## start Data for processing

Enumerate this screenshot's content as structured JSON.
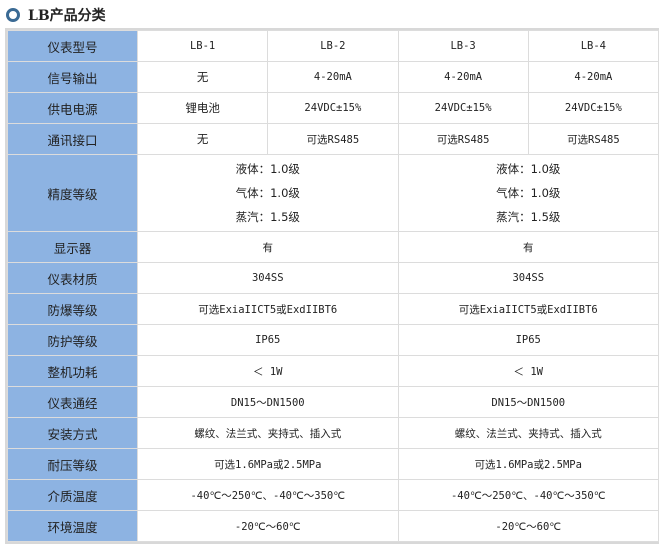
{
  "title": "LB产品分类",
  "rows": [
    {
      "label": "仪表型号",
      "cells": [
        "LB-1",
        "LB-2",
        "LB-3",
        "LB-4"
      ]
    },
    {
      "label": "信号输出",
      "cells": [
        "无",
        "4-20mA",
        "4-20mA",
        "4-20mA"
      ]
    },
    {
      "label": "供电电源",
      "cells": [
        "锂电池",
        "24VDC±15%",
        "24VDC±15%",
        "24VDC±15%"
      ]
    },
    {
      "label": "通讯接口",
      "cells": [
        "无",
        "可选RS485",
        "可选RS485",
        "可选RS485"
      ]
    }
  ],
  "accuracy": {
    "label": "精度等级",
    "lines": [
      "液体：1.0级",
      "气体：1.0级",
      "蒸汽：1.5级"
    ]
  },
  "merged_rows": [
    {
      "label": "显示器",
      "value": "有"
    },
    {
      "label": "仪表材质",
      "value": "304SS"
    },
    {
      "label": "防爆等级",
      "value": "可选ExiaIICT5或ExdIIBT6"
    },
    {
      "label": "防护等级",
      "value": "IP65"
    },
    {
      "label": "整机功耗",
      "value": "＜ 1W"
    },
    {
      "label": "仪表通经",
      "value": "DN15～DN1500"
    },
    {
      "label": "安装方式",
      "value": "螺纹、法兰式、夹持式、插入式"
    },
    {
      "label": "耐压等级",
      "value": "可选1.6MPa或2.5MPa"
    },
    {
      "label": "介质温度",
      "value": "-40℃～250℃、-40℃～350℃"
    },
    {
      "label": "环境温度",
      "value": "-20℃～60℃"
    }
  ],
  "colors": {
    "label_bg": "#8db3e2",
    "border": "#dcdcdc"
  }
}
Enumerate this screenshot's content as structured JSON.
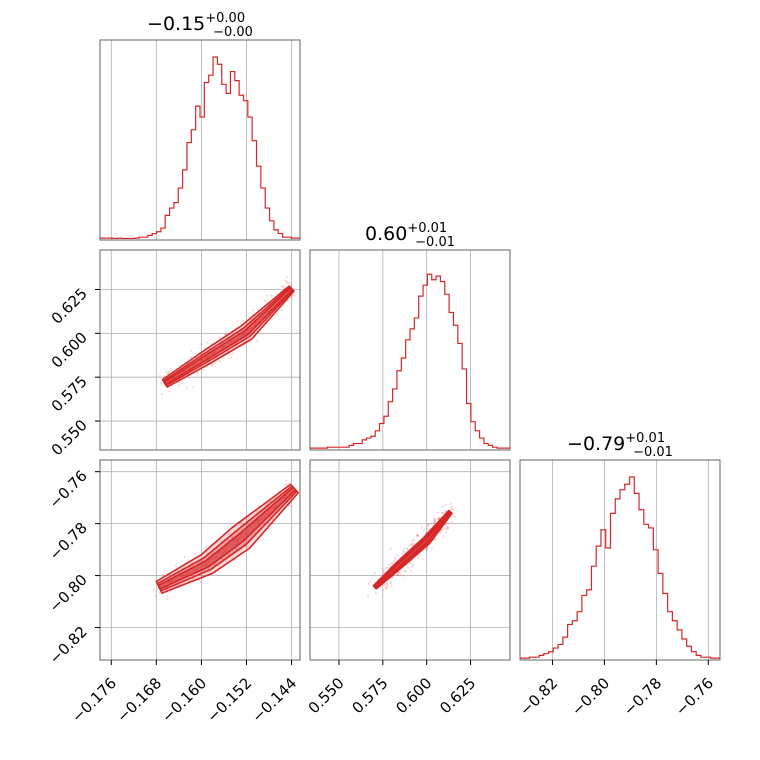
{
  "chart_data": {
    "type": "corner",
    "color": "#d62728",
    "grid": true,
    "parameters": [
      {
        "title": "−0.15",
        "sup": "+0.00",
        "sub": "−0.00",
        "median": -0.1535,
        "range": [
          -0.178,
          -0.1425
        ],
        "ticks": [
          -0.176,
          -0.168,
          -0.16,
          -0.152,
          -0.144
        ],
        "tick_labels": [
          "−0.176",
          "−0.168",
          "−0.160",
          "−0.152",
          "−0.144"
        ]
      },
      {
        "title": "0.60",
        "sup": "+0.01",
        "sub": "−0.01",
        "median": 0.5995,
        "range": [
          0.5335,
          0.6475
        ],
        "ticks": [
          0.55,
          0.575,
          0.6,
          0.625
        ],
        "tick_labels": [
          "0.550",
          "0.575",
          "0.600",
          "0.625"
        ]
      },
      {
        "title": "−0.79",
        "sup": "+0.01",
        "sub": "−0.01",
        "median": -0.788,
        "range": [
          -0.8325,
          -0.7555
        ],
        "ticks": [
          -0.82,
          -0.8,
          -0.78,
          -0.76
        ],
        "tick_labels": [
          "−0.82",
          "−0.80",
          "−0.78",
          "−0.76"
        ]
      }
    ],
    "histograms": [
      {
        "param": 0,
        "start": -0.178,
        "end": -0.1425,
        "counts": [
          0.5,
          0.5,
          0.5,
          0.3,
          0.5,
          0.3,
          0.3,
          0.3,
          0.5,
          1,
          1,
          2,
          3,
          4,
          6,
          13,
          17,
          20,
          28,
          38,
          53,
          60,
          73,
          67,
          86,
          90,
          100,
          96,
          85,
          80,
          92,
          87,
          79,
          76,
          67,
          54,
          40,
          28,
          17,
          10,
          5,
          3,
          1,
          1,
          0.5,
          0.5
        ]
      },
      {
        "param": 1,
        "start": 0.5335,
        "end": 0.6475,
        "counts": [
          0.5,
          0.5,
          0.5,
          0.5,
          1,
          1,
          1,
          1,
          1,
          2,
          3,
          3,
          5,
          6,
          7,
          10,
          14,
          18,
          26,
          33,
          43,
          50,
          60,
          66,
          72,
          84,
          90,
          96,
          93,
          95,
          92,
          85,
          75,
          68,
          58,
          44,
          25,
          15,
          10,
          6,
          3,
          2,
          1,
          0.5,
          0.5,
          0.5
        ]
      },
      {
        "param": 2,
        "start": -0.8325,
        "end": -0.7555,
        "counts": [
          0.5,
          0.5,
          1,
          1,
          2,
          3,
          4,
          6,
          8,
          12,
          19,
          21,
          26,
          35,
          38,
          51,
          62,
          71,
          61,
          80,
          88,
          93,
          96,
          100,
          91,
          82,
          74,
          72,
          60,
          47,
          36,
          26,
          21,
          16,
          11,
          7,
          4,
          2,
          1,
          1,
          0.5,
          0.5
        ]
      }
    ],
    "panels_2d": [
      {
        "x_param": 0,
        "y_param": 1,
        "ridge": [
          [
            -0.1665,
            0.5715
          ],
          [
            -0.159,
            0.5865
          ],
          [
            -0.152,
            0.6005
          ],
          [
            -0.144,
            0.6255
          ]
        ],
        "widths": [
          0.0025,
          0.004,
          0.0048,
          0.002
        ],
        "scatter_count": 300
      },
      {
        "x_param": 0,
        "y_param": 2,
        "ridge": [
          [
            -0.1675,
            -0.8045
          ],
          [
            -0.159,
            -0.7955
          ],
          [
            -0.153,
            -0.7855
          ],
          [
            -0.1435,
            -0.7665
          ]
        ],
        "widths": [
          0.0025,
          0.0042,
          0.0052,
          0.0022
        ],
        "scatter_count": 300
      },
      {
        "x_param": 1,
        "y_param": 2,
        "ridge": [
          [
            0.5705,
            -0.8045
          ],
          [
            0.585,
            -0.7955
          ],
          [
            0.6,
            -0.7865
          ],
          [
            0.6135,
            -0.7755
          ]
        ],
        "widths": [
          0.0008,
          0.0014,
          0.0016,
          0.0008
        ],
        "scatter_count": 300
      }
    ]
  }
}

## end Data for processing

→ **What is needed**
Return to the listing above and set it down exactly, leaving out its pictures.

→ **Task output**
Enumerate this screenshot's content as structured JSON.
{
  "title": "LB产品分类",
  "rows": [
    {
      "label": "仪表型号",
      "cells": [
        "LB-1",
        "LB-2",
        "LB-3",
        "LB-4"
      ]
    },
    {
      "label": "信号输出",
      "cells": [
        "无",
        "4-20mA",
        "4-20mA",
        "4-20mA"
      ]
    },
    {
      "label": "供电电源",
      "cells": [
        "锂电池",
        "24VDC±15%",
        "24VDC±15%",
        "24VDC±15%"
      ]
    },
    {
      "label": "通讯接口",
      "cells": [
        "无",
        "可选RS485",
        "可选RS485",
        "可选RS485"
      ]
    }
  ],
  "accuracy": {
    "label": "精度等级",
    "lines": [
      "液体：1.0级",
      "气体：1.0级",
      "蒸汽：1.5级"
    ]
  },
  "merged_rows": [
    {
      "label": "显示器",
      "value": "有"
    },
    {
      "label": "仪表材质",
      "value": "304SS"
    },
    {
      "label": "防爆等级",
      "value": "可选ExiaIICT5或ExdIIBT6"
    },
    {
      "label": "防护等级",
      "value": "IP65"
    },
    {
      "label": "整机功耗",
      "value": "＜ 1W"
    },
    {
      "label": "仪表通经",
      "value": "DN15～DN1500"
    },
    {
      "label": "安装方式",
      "value": "螺纹、法兰式、夹持式、插入式"
    },
    {
      "label": "耐压等级",
      "value": "可选1.6MPa或2.5MPa"
    },
    {
      "label": "介质温度",
      "value": "-40℃～250℃、-40℃～350℃"
    },
    {
      "label": "环境温度",
      "value": "-20℃～60℃"
    }
  ],
  "colors": {
    "label_bg": "#8db3e2",
    "border": "#dcdcdc"
  }
}
Enumerate this screenshot's content as structured JSON.
{
  "chart_data": {
    "type": "corner",
    "color": "#d62728",
    "grid": true,
    "parameters": [
      {
        "title": "−0.15",
        "sup": "+0.00",
        "sub": "−0.00",
        "median": -0.1535,
        "range": [
          -0.178,
          -0.1425
        ],
        "ticks": [
          -0.176,
          -0.168,
          -0.16,
          -0.152,
          -0.144
        ],
        "tick_labels": [
          "−0.176",
          "−0.168",
          "−0.160",
          "−0.152",
          "−0.144"
        ]
      },
      {
        "title": "0.60",
        "sup": "+0.01",
        "sub": "−0.01",
        "median": 0.5995,
        "range": [
          0.5335,
          0.6475
        ],
        "ticks": [
          0.55,
          0.575,
          0.6,
          0.625
        ],
        "tick_labels": [
          "0.550",
          "0.575",
          "0.600",
          "0.625"
        ]
      },
      {
        "title": "−0.79",
        "sup": "+0.01",
        "sub": "−0.01",
        "median": -0.788,
        "range": [
          -0.8325,
          -0.7555
        ],
        "ticks": [
          -0.82,
          -0.8,
          -0.78,
          -0.76
        ],
        "tick_labels": [
          "−0.82",
          "−0.80",
          "−0.78",
          "−0.76"
        ]
      }
    ],
    "histograms": [
      {
        "param": 0,
        "start": -0.178,
        "end": -0.1425,
        "counts": [
          0.5,
          0.5,
          0.5,
          0.3,
          0.5,
          0.3,
          0.3,
          0.3,
          0.5,
          1,
          1,
          2,
          3,
          4,
          6,
          13,
          17,
          20,
          28,
          38,
          53,
          60,
          73,
          67,
          86,
          90,
          100,
          96,
          85,
          80,
          92,
          87,
          79,
          76,
          67,
          54,
          40,
          28,
          17,
          10,
          5,
          3,
          1,
          1,
          0.5,
          0.5
        ]
      },
      {
        "param": 1,
        "start": 0.5335,
        "end": 0.6475,
        "counts": [
          0.5,
          0.5,
          0.5,
          0.5,
          1,
          1,
          1,
          1,
          1,
          2,
          3,
          3,
          5,
          6,
          7,
          10,
          14,
          18,
          26,
          33,
          43,
          50,
          60,
          66,
          72,
          84,
          90,
          96,
          93,
          95,
          92,
          85,
          75,
          68,
          58,
          44,
          25,
          15,
          10,
          6,
          3,
          2,
          1,
          0.5,
          0.5,
          0.5
        ]
      },
      {
        "param": 2,
        "start": -0.8325,
        "end": -0.7555,
        "counts": [
          0.5,
          0.5,
          1,
          1,
          2,
          3,
          4,
          6,
          8,
          12,
          19,
          21,
          26,
          35,
          38,
          51,
          62,
          71,
          61,
          80,
          88,
          93,
          96,
          100,
          91,
          82,
          74,
          72,
          60,
          47,
          36,
          26,
          21,
          16,
          11,
          7,
          4,
          2,
          1,
          1,
          0.5,
          0.5
        ]
      }
    ],
    "panels_2d": [
      {
        "x_param": 0,
        "y_param": 1,
        "ridge": [
          [
            -0.1665,
            0.5715
          ],
          [
            -0.159,
            0.5865
          ],
          [
            -0.152,
            0.6005
          ],
          [
            -0.144,
            0.6255
          ]
        ],
        "widths": [
          0.0025,
          0.004,
          0.0048,
          0.002
        ],
        "scatter_count": 300
      },
      {
        "x_param": 0,
        "y_param": 2,
        "ridge": [
          [
            -0.1675,
            -0.8045
          ],
          [
            -0.159,
            -0.7955
          ],
          [
            -0.153,
            -0.7855
          ],
          [
            -0.1435,
            -0.7665
          ]
        ],
        "widths": [
          0.0025,
          0.0042,
          0.0052,
          0.0022
        ],
        "scatter_count": 300
      },
      {
        "x_param": 1,
        "y_param": 2,
        "ridge": [
          [
            0.5705,
            -0.8045
          ],
          [
            0.585,
            -0.7955
          ],
          [
            0.6,
            -0.7865
          ],
          [
            0.6135,
            -0.7755
          ]
        ],
        "widths": [
          0.0008,
          0.0014,
          0.0016,
          0.0008
        ],
        "scatter_count": 300
      }
    ]
  }
}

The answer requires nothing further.